-- begin Data lines --

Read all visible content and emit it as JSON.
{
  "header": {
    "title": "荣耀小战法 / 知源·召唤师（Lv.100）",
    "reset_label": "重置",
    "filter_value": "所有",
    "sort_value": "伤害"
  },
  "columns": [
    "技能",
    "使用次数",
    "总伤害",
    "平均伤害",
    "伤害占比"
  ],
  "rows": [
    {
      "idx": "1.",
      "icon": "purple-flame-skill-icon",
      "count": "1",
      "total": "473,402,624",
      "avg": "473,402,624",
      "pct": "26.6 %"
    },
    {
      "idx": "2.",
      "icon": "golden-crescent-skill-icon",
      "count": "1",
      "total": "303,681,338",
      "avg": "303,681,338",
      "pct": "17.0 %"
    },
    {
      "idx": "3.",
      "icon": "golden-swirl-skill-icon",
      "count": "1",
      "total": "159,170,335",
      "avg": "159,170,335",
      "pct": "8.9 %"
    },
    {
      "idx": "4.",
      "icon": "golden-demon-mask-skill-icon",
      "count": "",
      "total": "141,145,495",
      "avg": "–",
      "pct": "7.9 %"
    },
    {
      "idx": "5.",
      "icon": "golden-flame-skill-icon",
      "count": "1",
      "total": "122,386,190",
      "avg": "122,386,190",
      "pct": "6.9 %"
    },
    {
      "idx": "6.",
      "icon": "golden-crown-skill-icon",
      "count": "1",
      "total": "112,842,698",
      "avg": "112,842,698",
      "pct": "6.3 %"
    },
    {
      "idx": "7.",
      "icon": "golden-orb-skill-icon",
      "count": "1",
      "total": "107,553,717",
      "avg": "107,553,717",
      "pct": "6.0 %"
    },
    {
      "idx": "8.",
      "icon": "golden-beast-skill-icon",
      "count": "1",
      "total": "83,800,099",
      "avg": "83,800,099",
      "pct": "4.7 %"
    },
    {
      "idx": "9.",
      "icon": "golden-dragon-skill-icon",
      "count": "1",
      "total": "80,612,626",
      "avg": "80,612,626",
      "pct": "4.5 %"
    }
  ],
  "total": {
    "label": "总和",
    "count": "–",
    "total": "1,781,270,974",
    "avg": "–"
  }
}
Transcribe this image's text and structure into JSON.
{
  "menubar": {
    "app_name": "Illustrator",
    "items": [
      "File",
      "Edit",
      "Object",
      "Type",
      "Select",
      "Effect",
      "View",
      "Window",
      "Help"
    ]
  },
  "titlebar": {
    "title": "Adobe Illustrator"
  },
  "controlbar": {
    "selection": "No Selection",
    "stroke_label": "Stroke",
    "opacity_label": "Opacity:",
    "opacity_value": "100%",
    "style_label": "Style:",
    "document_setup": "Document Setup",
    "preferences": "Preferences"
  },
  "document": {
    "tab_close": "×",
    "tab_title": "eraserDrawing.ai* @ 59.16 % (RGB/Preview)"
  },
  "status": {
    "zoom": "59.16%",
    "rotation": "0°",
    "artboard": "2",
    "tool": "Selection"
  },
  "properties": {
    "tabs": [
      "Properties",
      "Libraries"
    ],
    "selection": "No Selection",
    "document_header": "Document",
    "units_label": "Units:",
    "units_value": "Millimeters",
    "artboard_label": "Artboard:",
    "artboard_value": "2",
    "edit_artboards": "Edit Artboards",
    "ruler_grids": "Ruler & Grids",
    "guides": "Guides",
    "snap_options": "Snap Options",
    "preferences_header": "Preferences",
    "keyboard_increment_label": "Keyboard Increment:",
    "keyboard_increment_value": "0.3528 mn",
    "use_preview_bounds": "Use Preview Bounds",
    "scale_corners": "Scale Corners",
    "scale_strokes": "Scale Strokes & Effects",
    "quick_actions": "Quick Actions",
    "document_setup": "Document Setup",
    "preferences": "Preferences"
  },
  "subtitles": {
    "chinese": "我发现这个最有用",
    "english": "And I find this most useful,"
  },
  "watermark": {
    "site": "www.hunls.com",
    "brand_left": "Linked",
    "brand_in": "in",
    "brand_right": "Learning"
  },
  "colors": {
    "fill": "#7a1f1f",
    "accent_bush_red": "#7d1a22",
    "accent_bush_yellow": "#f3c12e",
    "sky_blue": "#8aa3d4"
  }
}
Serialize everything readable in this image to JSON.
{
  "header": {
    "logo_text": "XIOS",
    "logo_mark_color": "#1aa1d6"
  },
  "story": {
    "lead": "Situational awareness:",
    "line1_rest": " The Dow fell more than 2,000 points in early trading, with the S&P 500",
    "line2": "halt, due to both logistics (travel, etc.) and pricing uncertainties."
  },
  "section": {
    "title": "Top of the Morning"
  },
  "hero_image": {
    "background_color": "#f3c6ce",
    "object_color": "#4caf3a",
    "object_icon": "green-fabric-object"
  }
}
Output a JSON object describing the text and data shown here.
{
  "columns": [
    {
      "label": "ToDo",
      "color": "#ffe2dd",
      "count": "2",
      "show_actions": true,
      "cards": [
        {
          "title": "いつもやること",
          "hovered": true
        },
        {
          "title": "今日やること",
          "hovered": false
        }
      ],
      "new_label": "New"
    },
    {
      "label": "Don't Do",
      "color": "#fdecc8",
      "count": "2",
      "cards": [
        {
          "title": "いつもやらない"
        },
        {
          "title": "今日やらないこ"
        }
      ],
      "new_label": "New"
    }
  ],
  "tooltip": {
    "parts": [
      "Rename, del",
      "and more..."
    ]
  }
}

-- end Data lines --

* _What needs to be done_:
Only the lines from the one containing "Output a JSON" to the end of the listing belong in the output, each reproduced exactly.

* _The completed task_:
Output a JSON object describing the text and data shown here.
{
  "columns": [
    {
      "label": "ToDo",
      "color": "#ffe2dd",
      "count": "2",
      "show_actions": true,
      "cards": [
        {
          "title": "いつもやること",
          "hovered": true
        },
        {
          "title": "今日やること",
          "hovered": false
        }
      ],
      "new_label": "New"
    },
    {
      "label": "Don't Do",
      "color": "#fdecc8",
      "count": "2",
      "cards": [
        {
          "title": "いつもやらない"
        },
        {
          "title": "今日やらないこ"
        }
      ],
      "new_label": "New"
    }
  ],
  "tooltip": {
    "parts": [
      "Rename, del",
      "and more..."
    ]
  }
}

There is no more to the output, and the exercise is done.